▸ WHAT IS EXPECTED: Transcribe all of the records word for word, but omit the pictures.

▸ GIVEN ENTRIES:
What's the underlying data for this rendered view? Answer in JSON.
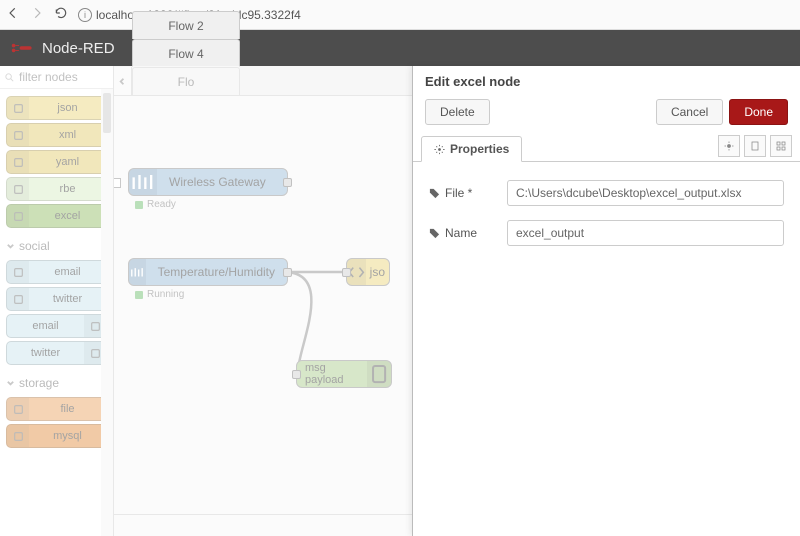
{
  "browser": {
    "url": "localhost:1880/#flow/21addc95.3322f4"
  },
  "header": {
    "title": "Node-RED"
  },
  "palette": {
    "search_placeholder": "filter nodes",
    "nodes_top": [
      {
        "name": "json",
        "cls": "c-yellow"
      },
      {
        "name": "xml",
        "cls": "c-yellow2"
      },
      {
        "name": "yaml",
        "cls": "c-yellow2"
      },
      {
        "name": "rbe",
        "cls": "c-greenL"
      },
      {
        "name": "excel",
        "cls": "c-greenD"
      }
    ],
    "cat1": "social",
    "social_nodes": [
      {
        "name": "email",
        "cls": "c-blueL",
        "icon_right": false
      },
      {
        "name": "twitter",
        "cls": "c-blueL",
        "icon_right": false
      },
      {
        "name": "email",
        "cls": "c-blueL",
        "icon_right": true
      },
      {
        "name": "twitter",
        "cls": "c-blueL",
        "icon_right": true
      }
    ],
    "cat2": "storage",
    "storage_nodes": [
      {
        "name": "file",
        "cls": "c-orange"
      },
      {
        "name": "mysql",
        "cls": "c-orangeD"
      }
    ]
  },
  "tabs": [
    "Flow 2",
    "Flow 4",
    "Flo"
  ],
  "canvas": {
    "n1": {
      "label": "Wireless Gateway",
      "status": "Ready"
    },
    "n2": {
      "label": "Temperature/Humidity",
      "status": "Running"
    },
    "n3": {
      "label": "jso"
    },
    "n4": {
      "label": "msg payload"
    }
  },
  "tray": {
    "title": "Edit excel node",
    "delete": "Delete",
    "cancel": "Cancel",
    "done": "Done",
    "tab": "Properties",
    "file_label": "File *",
    "file_value": "C:\\Users\\dcube\\Desktop\\excel_output.xlsx",
    "name_label": "Name",
    "name_value": "excel_output"
  }
}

▸ THE OUTPUT:
What's the underlying data for this rendered view? Answer in JSON.
{
  "browser": {
    "url": "localhost:1880/#flow/21addc95.3322f4"
  },
  "header": {
    "title": "Node-RED"
  },
  "palette": {
    "search_placeholder": "filter nodes",
    "nodes_top": [
      {
        "name": "json",
        "cls": "c-yellow"
      },
      {
        "name": "xml",
        "cls": "c-yellow2"
      },
      {
        "name": "yaml",
        "cls": "c-yellow2"
      },
      {
        "name": "rbe",
        "cls": "c-greenL"
      },
      {
        "name": "excel",
        "cls": "c-greenD"
      }
    ],
    "cat1": "social",
    "social_nodes": [
      {
        "name": "email",
        "cls": "c-blueL",
        "icon_right": false
      },
      {
        "name": "twitter",
        "cls": "c-blueL",
        "icon_right": false
      },
      {
        "name": "email",
        "cls": "c-blueL",
        "icon_right": true
      },
      {
        "name": "twitter",
        "cls": "c-blueL",
        "icon_right": true
      }
    ],
    "cat2": "storage",
    "storage_nodes": [
      {
        "name": "file",
        "cls": "c-orange"
      },
      {
        "name": "mysql",
        "cls": "c-orangeD"
      }
    ]
  },
  "tabs": [
    "Flow 2",
    "Flow 4",
    "Flo"
  ],
  "canvas": {
    "n1": {
      "label": "Wireless Gateway",
      "status": "Ready"
    },
    "n2": {
      "label": "Temperature/Humidity",
      "status": "Running"
    },
    "n3": {
      "label": "jso"
    },
    "n4": {
      "label": "msg payload"
    }
  },
  "tray": {
    "title": "Edit excel node",
    "delete": "Delete",
    "cancel": "Cancel",
    "done": "Done",
    "tab": "Properties",
    "file_label": "File *",
    "file_value": "C:\\Users\\dcube\\Desktop\\excel_output.xlsx",
    "name_label": "Name",
    "name_value": "excel_output"
  }
}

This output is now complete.